* BEGIN Supplied entries *

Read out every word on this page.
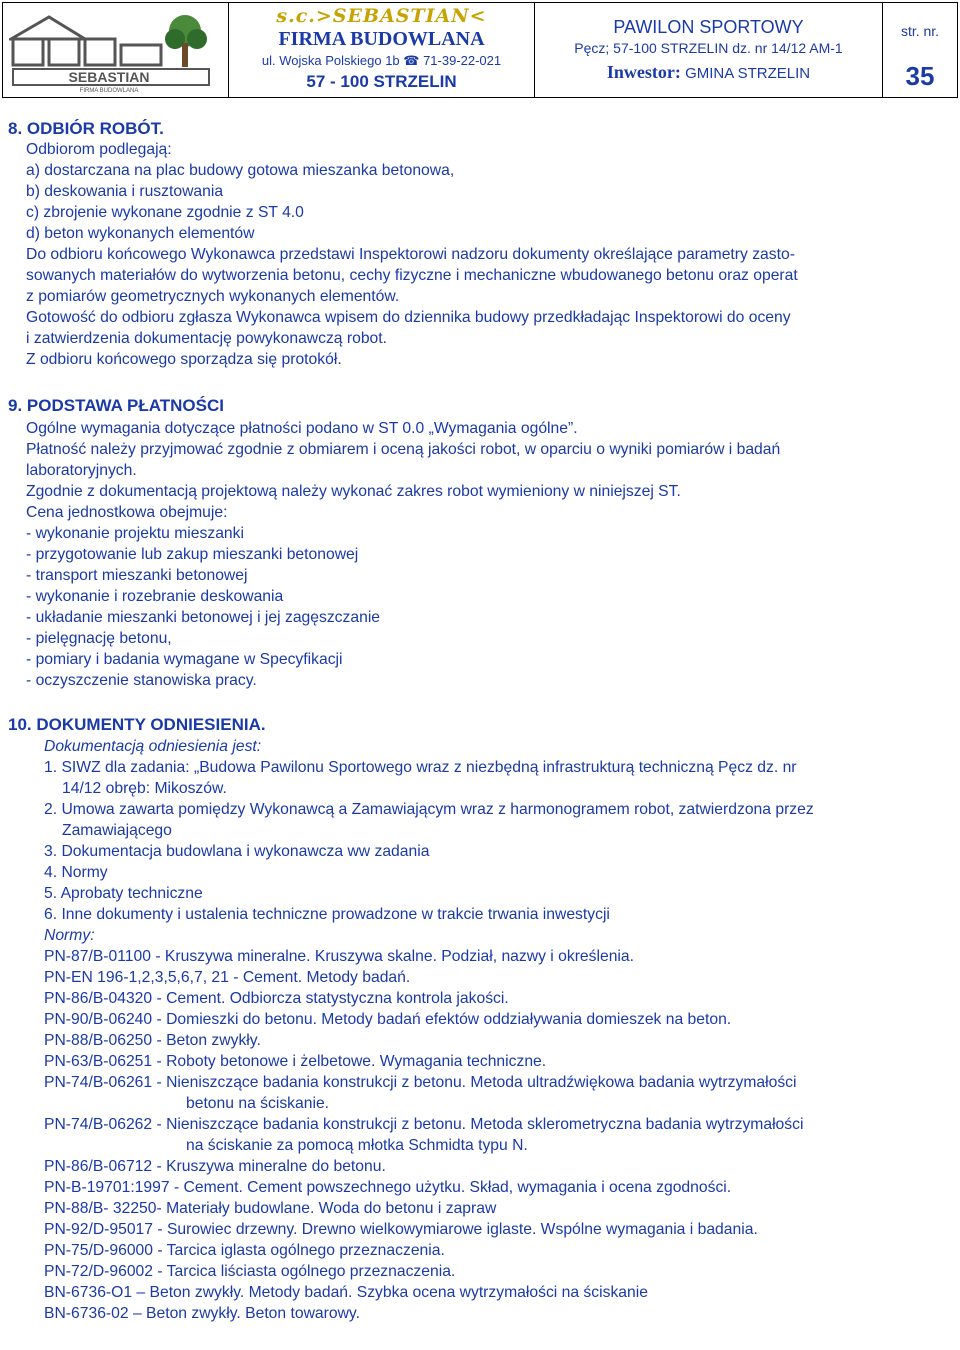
SEBASTIAN
FIRMA BUDOWLANA
s.c.>SEBASTIAN<
FIRMA BUDOWLANA
ul. Wojska Polskiego 1b ☎ 71-39-22-021
57 - 100 STRZELIN
PAWILON SPORTOWY
Pęcz; 57-100 STRZELIN dz. nr 14/12 AM-1
Inwestor: GMINA STRZELIN
str. nr.
35
8. ODBIÓR ROBÓT.
Odbiorom podlegają:
a) dostarczana na plac budowy gotowa mieszanka betonowa,
b) deskowania i rusztowania
c) zbrojenie wykonane zgodnie z ST 4.0
d) beton wykonanych elementów
Do odbioru końcowego Wykonawca przedstawi Inspektorowi nadzoru dokumenty określające parametry zasto-
sowanych materiałów do wytworzenia betonu, cechy fizyczne i mechaniczne wbudowanego betonu oraz operat
z pomiarów geometrycznych wykonanych elementów.
Gotowość do odbioru zgłasza Wykonawca wpisem do dziennika budowy przedkładając Inspektorowi do oceny
i zatwierdzenia dokumentację powykonawczą robot.
Z odbioru końcowego sporządza się protokół.
9. PODSTAWA PŁATNOŚCI
Ogólne wymagania dotyczące płatności podano w ST 0.0 „Wymagania ogólne”.
Płatność należy przyjmować zgodnie z obmiarem i oceną jakości robot, w oparciu o wyniki pomiarów i badań
laboratoryjnych.
Zgodnie z dokumentacją projektową należy wykonać zakres robot wymieniony w niniejszej ST.
Cena jednostkowa obejmuje:
- wykonanie projektu mieszanki
- przygotowanie lub zakup mieszanki betonowej
- transport mieszanki betonowej
- wykonanie i rozebranie deskowania
- układanie mieszanki betonowej i jej zagęszczanie
- pielęgnację betonu,
- pomiary i badania wymagane w Specyfikacji
- oczyszczenie stanowiska pracy.
10. DOKUMENTY ODNIESIENIA.
Dokumentacją odniesienia jest:
1. SIWZ dla zadania: „Budowa Pawilonu Sportowego wraz z niezbędną infrastrukturą techniczną Pęcz dz. nr
14/12 obręb: Mikoszów.
2. Umowa zawarta pomiędzy Wykonawcą a Zamawiającym wraz z harmonogramem robot, zatwierdzona przez
Zamawiającego
3. Dokumentacja budowlana i wykonawcza ww zadania
4. Normy
5. Aprobaty techniczne
6. Inne dokumenty i ustalenia techniczne prowadzone w trakcie trwania inwestycji
Normy:
PN-87/B-01100 - Kruszywa mineralne. Kruszywa skalne. Podział, nazwy i określenia.
PN-EN 196-1,2,3,5,6,7, 21 - Cement. Metody badań.
PN-86/B-04320 - Cement. Odbiorcza statystyczna kontrola jakości.
PN-90/B-06240 - Domieszki do betonu. Metody badań efektów oddziaływania domieszek na beton.
PN-88/B-06250 - Beton zwykły.
PN-63/B-06251 - Roboty betonowe i żelbetowe. Wymagania techniczne.
PN-74/B-06261 - Nieniszczące badania konstrukcji z betonu. Metoda ultradźwiękowa badania wytrzymałości
betonu na ściskanie.
PN-74/B-06262 - Nieniszczące badania konstrukcji z betonu. Metoda sklerometryczna badania wytrzymałości
na ściskanie za pomocą młotka Schmidta typu N.
PN-86/B-06712 - Kruszywa mineralne do betonu.
PN-B-19701:1997 - Cement. Cement powszechnego użytku. Skład, wymagania i ocena zgodności.
PN-88/B- 32250- Materiały budowlane. Woda do betonu i zapraw
PN-92/D-95017 - Surowiec drzewny. Drewno wielkowymiarowe iglaste. Wspólne wymagania i badania.
PN-75/D-96000 - Tarcica iglasta ogólnego przeznaczenia.
PN-72/D-96002 - Tarcica liściasta ogólnego przeznaczenia.
BN-6736-O1 – Beton zwykły. Metody badań. Szybka ocena wytrzymałości na ściskanie
BN-6736-02 – Beton zwykły. Beton towarowy.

* END Supplied entries *

Stated exercise: Print the complete listing exactly, apart from any pictures.

Full response:
Read out every word on this page.
SEBASTIAN
FIRMA BUDOWLANA
s.c.>SEBASTIAN<
FIRMA BUDOWLANA
ul. Wojska Polskiego 1b ☎ 71-39-22-021
57 - 100 STRZELIN
PAWILON SPORTOWY
Pęcz; 57-100 STRZELIN dz. nr 14/12 AM-1
Inwestor: GMINA STRZELIN
str. nr.
35
8. ODBIÓR ROBÓT.
Odbiorom podlegają:
a) dostarczana na plac budowy gotowa mieszanka betonowa,
b) deskowania i rusztowania
c) zbrojenie wykonane zgodnie z ST 4.0
d) beton wykonanych elementów
Do odbioru końcowego Wykonawca przedstawi Inspektorowi nadzoru dokumenty określające parametry zasto-
sowanych materiałów do wytworzenia betonu, cechy fizyczne i mechaniczne wbudowanego betonu oraz operat
z pomiarów geometrycznych wykonanych elementów.
Gotowość do odbioru zgłasza Wykonawca wpisem do dziennika budowy przedkładając Inspektorowi do oceny
i zatwierdzenia dokumentację powykonawczą robot.
Z odbioru końcowego sporządza się protokół.
9. PODSTAWA PŁATNOŚCI
Ogólne wymagania dotyczące płatności podano w ST 0.0 „Wymagania ogólne”.
Płatność należy przyjmować zgodnie z obmiarem i oceną jakości robot, w oparciu o wyniki pomiarów i badań
laboratoryjnych.
Zgodnie z dokumentacją projektową należy wykonać zakres robot wymieniony w niniejszej ST.
Cena jednostkowa obejmuje:
- wykonanie projektu mieszanki
- przygotowanie lub zakup mieszanki betonowej
- transport mieszanki betonowej
- wykonanie i rozebranie deskowania
- układanie mieszanki betonowej i jej zagęszczanie
- pielęgnację betonu,
- pomiary i badania wymagane w Specyfikacji
- oczyszczenie stanowiska pracy.
10. DOKUMENTY ODNIESIENIA.
Dokumentacją odniesienia jest:
1. SIWZ dla zadania: „Budowa Pawilonu Sportowego wraz z niezbędną infrastrukturą techniczną Pęcz dz. nr
14/12 obręb: Mikoszów.
2. Umowa zawarta pomiędzy Wykonawcą a Zamawiającym wraz z harmonogramem robot, zatwierdzona przez
Zamawiającego
3. Dokumentacja budowlana i wykonawcza ww zadania
4. Normy
5. Aprobaty techniczne
6. Inne dokumenty i ustalenia techniczne prowadzone w trakcie trwania inwestycji
Normy:
PN-87/B-01100 - Kruszywa mineralne. Kruszywa skalne. Podział, nazwy i określenia.
PN-EN 196-1,2,3,5,6,7, 21 - Cement. Metody badań.
PN-86/B-04320 - Cement. Odbiorcza statystyczna kontrola jakości.
PN-90/B-06240 - Domieszki do betonu. Metody badań efektów oddziaływania domieszek na beton.
PN-88/B-06250 - Beton zwykły.
PN-63/B-06251 - Roboty betonowe i żelbetowe. Wymagania techniczne.
PN-74/B-06261 - Nieniszczące badania konstrukcji z betonu. Metoda ultradźwiękowa badania wytrzymałości
betonu na ściskanie.
PN-74/B-06262 - Nieniszczące badania konstrukcji z betonu. Metoda sklerometryczna badania wytrzymałości
na ściskanie za pomocą młotka Schmidta typu N.
PN-86/B-06712 - Kruszywa mineralne do betonu.
PN-B-19701:1997 - Cement. Cement powszechnego użytku. Skład, wymagania i ocena zgodności.
PN-88/B- 32250- Materiały budowlane. Woda do betonu i zapraw
PN-92/D-95017 - Surowiec drzewny. Drewno wielkowymiarowe iglaste. Wspólne wymagania i badania.
PN-75/D-96000 - Tarcica iglasta ogólnego przeznaczenia.
PN-72/D-96002 - Tarcica liściasta ogólnego przeznaczenia.
BN-6736-O1 – Beton zwykły. Metody badań. Szybka ocena wytrzymałości na ściskanie
BN-6736-02 – Beton zwykły. Beton towarowy.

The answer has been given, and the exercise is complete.